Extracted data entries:
/---

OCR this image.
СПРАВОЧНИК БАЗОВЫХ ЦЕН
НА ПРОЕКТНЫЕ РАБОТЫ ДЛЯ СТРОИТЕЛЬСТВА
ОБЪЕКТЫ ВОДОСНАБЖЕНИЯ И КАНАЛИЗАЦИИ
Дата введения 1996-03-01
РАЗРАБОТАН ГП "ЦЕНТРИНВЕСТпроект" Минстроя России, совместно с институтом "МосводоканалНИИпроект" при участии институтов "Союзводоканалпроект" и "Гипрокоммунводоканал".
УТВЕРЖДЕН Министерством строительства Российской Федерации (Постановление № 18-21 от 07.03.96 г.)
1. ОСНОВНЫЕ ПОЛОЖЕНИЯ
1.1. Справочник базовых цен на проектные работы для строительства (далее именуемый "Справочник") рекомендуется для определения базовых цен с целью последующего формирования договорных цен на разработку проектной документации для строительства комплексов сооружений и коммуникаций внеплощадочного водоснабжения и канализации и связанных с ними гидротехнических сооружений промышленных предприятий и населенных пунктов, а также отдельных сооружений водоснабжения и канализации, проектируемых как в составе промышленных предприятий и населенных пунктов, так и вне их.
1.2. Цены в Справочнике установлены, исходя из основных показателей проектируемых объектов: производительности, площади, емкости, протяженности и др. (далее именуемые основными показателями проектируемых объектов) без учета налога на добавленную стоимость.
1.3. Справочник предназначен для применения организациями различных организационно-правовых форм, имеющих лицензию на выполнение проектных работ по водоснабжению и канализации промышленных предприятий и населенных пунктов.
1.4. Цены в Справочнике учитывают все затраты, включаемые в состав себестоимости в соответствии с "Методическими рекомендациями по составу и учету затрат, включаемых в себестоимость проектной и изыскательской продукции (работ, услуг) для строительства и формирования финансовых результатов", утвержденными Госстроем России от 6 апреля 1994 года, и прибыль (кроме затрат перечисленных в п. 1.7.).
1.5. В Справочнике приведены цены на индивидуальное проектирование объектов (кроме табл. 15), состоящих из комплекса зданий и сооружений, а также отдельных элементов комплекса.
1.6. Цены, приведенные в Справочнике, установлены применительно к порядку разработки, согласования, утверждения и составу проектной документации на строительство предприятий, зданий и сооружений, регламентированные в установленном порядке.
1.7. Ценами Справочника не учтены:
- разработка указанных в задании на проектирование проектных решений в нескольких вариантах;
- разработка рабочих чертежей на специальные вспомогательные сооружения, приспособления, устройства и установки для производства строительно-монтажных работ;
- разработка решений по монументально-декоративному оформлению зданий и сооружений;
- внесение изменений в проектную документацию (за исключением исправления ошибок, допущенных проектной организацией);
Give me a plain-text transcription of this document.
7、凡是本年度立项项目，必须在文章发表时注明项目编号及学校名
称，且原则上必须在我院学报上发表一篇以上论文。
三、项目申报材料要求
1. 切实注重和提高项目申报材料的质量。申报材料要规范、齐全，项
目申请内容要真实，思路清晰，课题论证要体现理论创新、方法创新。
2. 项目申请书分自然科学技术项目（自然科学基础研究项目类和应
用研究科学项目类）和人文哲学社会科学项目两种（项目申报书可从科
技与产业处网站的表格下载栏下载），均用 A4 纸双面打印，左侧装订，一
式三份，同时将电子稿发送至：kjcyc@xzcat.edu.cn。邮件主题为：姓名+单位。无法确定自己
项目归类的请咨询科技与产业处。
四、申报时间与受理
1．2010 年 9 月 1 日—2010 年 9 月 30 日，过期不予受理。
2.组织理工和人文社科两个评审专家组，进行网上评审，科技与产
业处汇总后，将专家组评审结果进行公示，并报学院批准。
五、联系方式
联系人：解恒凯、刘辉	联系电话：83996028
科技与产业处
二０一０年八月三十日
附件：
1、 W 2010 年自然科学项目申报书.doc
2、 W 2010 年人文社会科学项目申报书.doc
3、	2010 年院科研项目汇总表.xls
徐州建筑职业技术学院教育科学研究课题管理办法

\---

| Job |
Exactly as written, please output every entry.

| Response to the task |
OCR this image.
СПРАВОЧНИК БАЗОВЫХ ЦЕН
НА ПРОЕКТНЫЕ РАБОТЫ ДЛЯ СТРОИТЕЛЬСТВА
ОБЪЕКТЫ ВОДОСНАБЖЕНИЯ И КАНАЛИЗАЦИИ
Дата введения 1996-03-01
РАЗРАБОТАН ГП "ЦЕНТРИНВЕСТпроект" Минстроя России, совместно с институтом "МосводоканалНИИпроект" при участии институтов "Союзводоканалпроект" и "Гипрокоммунводоканал".
УТВЕРЖДЕН Министерством строительства Российской Федерации (Постановление № 18-21 от 07.03.96 г.)
1. ОСНОВНЫЕ ПОЛОЖЕНИЯ
1.1. Справочник базовых цен на проектные работы для строительства (далее именуемый "Справочник") рекомендуется для определения базовых цен с целью последующего формирования договорных цен на разработку проектной документации для строительства комплексов сооружений и коммуникаций внеплощадочного водоснабжения и канализации и связанных с ними гидротехнических сооружений промышленных предприятий и населенных пунктов, а также отдельных сооружений водоснабжения и канализации, проектируемых как в составе промышленных предприятий и населенных пунктов, так и вне их.
1.2. Цены в Справочнике установлены, исходя из основных показателей проектируемых объектов: производительности, площади, емкости, протяженности и др. (далее именуемые основными показателями проектируемых объектов) без учета налога на добавленную стоимость.
1.3. Справочник предназначен для применения организациями различных организационно-правовых форм, имеющих лицензию на выполнение проектных работ по водоснабжению и канализации промышленных предприятий и населенных пунктов.
1.4. Цены в Справочнике учитывают все затраты, включаемые в состав себестоимости в соответствии с "Методическими рекомендациями по составу и учету затрат, включаемых в себестоимость проектной и изыскательской продукции (работ, услуг) для строительства и формирования финансовых результатов", утвержденными Госстроем России от 6 апреля 1994 года, и прибыль (кроме затрат перечисленных в п. 1.7.).
1.5. В Справочнике приведены цены на индивидуальное проектирование объектов (кроме табл. 15), состоящих из комплекса зданий и сооружений, а также отдельных элементов комплекса.
1.6. Цены, приведенные в Справочнике, установлены применительно к порядку разработки, согласования, утверждения и составу проектной документации на строительство предприятий, зданий и сооружений, регламентированные в установленном порядке.
1.7. Ценами Справочника не учтены:
- разработка указанных в задании на проектирование проектных решений в нескольких вариантах;
- разработка рабочих чертежей на специальные вспомогательные сооружения, приспособления, устройства и установки для производства строительно-монтажных работ;
- разработка решений по монументально-декоративному оформлению зданий и сооружений;
- внесение изменений в проектную документацию (за исключением исправления ошибок, допущенных проектной организацией);
Give me a plain-text transcription of this document.
7、凡是本年度立项项目，必须在文章发表时注明项目编号及学校名
称，且原则上必须在我院学报上发表一篇以上论文。
三、项目申报材料要求
1. 切实注重和提高项目申报材料的质量。申报材料要规范、齐全，项
目申请内容要真实，思路清晰，课题论证要体现理论创新、方法创新。
2. 项目申请书分自然科学技术项目（自然科学基础研究项目类和应
用研究科学项目类）和人文哲学社会科学项目两种（项目申报书可从科
技与产业处网站的表格下载栏下载），均用 A4 纸双面打印，左侧装订，一
式三份，同时将电子稿发送至：kjcyc@xzcat.edu.cn。邮件主题为：姓名+单位。无法确定自己
项目归类的请咨询科技与产业处。
四、申报时间与受理
1．2010 年 9 月 1 日—2010 年 9 月 30 日，过期不予受理。
2.组织理工和人文社科两个评审专家组，进行网上评审，科技与产
业处汇总后，将专家组评审结果进行公示，并报学院批准。
五、联系方式
联系人：解恒凯、刘辉	联系电话：83996028
科技与产业处
二０一０年八月三十日
附件：
1、 W 2010 年自然科学项目申报书.doc
2、 W 2010 年人文社会科学项目申报书.doc
3、	2010 年院科研项目汇总表.xls
徐州建筑职业技术学院教育科学研究课题管理办法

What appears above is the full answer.